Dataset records

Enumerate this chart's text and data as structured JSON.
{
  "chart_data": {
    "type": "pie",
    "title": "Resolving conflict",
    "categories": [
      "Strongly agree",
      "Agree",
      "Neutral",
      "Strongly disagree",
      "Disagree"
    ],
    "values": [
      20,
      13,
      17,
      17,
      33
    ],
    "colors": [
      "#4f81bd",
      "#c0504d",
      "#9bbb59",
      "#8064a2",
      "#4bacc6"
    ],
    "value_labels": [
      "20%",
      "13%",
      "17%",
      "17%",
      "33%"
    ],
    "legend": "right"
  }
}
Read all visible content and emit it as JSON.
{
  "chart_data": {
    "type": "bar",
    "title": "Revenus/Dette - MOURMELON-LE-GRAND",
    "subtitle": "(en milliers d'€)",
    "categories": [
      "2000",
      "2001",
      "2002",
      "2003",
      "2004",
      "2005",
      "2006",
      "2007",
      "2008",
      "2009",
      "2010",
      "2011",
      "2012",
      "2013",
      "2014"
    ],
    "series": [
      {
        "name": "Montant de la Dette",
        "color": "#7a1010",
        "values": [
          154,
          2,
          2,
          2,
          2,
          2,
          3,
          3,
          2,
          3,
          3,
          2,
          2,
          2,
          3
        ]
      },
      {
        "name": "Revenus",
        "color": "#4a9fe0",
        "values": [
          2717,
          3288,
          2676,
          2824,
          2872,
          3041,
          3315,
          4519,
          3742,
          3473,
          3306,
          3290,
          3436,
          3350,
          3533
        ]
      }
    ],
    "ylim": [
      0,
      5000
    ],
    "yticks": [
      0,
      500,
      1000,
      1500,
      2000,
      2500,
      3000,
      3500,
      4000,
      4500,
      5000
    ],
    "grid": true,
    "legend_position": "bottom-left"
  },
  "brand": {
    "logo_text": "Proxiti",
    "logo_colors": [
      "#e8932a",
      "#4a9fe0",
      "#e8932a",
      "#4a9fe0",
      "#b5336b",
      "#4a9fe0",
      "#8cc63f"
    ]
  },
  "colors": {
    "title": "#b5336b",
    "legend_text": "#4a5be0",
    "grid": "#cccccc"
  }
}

§ WHAT IS BEING ASKED:
Scan the material line by line and report each one that contains "name".

§ IN RESPONSE:
        "name": "Montant de la Dette",
        "name": "Revenus",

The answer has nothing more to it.